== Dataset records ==
>> Start

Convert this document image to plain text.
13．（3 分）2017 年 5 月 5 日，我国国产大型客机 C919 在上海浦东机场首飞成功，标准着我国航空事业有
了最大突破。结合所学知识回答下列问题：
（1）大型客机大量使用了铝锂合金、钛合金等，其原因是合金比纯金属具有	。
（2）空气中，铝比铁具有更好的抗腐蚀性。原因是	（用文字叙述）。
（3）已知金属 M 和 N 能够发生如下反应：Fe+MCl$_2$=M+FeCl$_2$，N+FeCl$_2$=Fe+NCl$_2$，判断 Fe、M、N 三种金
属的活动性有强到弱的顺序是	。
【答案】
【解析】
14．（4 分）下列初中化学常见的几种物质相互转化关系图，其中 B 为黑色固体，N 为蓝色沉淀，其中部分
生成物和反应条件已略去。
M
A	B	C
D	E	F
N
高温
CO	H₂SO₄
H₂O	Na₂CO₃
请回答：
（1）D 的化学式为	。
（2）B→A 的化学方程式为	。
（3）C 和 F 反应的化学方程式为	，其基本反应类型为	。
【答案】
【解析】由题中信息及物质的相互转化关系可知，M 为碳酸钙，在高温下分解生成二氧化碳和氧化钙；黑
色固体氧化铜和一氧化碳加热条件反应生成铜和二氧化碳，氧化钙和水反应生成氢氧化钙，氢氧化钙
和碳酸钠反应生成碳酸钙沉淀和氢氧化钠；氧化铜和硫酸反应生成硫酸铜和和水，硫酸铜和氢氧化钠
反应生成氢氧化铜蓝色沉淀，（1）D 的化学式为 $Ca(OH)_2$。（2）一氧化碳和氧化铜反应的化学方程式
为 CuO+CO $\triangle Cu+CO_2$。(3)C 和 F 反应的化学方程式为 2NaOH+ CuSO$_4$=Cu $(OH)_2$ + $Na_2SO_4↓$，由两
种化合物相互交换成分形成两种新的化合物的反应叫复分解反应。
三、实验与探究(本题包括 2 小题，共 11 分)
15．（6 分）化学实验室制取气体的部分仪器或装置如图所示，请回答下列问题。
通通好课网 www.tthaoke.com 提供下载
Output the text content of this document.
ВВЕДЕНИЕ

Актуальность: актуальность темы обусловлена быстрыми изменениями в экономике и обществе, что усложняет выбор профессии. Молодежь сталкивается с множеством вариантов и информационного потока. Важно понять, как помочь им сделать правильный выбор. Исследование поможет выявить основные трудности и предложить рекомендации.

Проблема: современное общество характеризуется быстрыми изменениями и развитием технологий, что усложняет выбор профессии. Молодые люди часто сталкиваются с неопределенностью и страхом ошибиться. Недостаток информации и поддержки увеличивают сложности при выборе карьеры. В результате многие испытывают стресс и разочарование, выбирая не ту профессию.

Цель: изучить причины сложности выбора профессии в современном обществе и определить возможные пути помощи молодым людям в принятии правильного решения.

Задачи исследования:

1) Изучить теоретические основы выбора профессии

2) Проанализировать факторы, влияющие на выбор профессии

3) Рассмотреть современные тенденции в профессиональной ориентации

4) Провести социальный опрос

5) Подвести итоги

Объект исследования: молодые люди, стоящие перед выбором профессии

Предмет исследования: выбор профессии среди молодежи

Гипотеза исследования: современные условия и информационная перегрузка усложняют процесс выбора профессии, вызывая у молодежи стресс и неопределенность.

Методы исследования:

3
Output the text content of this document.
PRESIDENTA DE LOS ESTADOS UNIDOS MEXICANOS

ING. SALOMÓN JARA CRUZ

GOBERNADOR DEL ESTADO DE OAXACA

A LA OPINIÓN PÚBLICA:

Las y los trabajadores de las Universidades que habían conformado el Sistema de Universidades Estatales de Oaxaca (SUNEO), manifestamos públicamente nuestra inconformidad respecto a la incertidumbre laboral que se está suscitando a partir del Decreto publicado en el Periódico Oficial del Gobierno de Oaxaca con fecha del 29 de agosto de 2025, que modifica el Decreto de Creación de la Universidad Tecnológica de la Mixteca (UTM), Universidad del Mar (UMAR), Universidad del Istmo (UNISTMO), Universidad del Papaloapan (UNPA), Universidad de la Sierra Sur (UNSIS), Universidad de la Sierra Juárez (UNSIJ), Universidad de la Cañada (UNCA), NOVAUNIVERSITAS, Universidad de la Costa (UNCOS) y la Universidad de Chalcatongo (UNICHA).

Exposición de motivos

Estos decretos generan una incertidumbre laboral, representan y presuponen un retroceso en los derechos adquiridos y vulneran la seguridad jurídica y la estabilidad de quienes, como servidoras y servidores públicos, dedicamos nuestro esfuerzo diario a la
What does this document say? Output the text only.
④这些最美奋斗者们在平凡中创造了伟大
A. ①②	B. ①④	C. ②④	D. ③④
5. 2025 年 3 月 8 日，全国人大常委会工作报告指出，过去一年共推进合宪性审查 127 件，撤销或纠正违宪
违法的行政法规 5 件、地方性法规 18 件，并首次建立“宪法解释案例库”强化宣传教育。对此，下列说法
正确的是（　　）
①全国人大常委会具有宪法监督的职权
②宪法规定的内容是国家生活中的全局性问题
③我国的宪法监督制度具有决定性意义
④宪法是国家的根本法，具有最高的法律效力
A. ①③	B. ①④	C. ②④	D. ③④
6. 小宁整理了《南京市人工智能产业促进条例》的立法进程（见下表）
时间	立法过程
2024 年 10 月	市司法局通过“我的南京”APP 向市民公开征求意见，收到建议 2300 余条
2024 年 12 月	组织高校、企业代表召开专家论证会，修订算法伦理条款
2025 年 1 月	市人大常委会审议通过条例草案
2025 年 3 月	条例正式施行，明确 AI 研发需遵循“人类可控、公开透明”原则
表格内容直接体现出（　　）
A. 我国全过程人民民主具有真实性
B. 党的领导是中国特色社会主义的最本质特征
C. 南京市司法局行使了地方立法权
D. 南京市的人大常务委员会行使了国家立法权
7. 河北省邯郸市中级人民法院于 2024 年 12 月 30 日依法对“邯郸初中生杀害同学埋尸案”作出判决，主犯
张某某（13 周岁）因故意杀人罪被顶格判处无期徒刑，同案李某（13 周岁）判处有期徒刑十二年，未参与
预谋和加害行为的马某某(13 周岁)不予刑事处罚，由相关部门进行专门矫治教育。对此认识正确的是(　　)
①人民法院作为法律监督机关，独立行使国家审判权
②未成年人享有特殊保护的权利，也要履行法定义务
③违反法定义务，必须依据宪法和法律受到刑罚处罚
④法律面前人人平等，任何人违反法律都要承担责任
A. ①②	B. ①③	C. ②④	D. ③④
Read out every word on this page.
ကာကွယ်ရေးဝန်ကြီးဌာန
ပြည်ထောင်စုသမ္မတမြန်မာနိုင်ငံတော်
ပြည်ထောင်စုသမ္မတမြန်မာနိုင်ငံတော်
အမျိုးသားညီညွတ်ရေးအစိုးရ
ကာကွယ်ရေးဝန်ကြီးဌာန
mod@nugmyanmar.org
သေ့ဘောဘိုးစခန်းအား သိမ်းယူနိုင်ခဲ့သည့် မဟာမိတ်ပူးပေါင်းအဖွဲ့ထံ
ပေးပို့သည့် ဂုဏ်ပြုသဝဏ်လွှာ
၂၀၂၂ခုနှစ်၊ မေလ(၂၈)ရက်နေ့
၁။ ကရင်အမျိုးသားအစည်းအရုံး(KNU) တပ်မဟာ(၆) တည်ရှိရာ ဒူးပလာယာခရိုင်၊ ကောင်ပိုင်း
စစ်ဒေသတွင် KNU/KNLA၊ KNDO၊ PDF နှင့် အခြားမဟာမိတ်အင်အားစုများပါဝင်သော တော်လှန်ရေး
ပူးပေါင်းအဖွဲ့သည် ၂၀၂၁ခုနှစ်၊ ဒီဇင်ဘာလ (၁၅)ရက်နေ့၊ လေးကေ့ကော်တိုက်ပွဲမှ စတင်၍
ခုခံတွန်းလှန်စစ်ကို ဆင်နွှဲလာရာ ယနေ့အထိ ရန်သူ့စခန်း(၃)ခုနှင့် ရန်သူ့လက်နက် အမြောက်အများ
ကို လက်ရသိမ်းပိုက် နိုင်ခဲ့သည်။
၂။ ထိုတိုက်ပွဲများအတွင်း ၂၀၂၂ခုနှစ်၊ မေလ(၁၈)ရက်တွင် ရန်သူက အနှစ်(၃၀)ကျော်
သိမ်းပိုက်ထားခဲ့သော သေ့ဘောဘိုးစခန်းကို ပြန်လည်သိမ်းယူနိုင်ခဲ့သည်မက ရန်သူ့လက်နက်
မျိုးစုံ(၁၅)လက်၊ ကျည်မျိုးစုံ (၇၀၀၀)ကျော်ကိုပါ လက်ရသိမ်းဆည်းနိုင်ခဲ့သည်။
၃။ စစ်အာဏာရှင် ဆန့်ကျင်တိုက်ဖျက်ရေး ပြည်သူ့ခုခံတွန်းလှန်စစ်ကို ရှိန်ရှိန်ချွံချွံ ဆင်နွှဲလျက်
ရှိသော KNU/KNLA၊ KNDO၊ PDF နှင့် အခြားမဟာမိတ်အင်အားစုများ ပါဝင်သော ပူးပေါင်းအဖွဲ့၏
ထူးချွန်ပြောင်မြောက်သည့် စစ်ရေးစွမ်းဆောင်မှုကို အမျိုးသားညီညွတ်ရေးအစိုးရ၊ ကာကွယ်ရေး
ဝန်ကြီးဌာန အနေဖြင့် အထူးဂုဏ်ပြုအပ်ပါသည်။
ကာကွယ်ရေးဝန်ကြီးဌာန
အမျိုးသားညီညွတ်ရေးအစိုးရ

>> End

== STATED EXERCISE ==
Look over the material above and show each line where "this" appears.

== EXERCISE RESULT ==
Convert this document image to plain text.
Output the text content of this document.
Output the text content of this document.
What does this document say? Output the text only.
Read out every word on this page.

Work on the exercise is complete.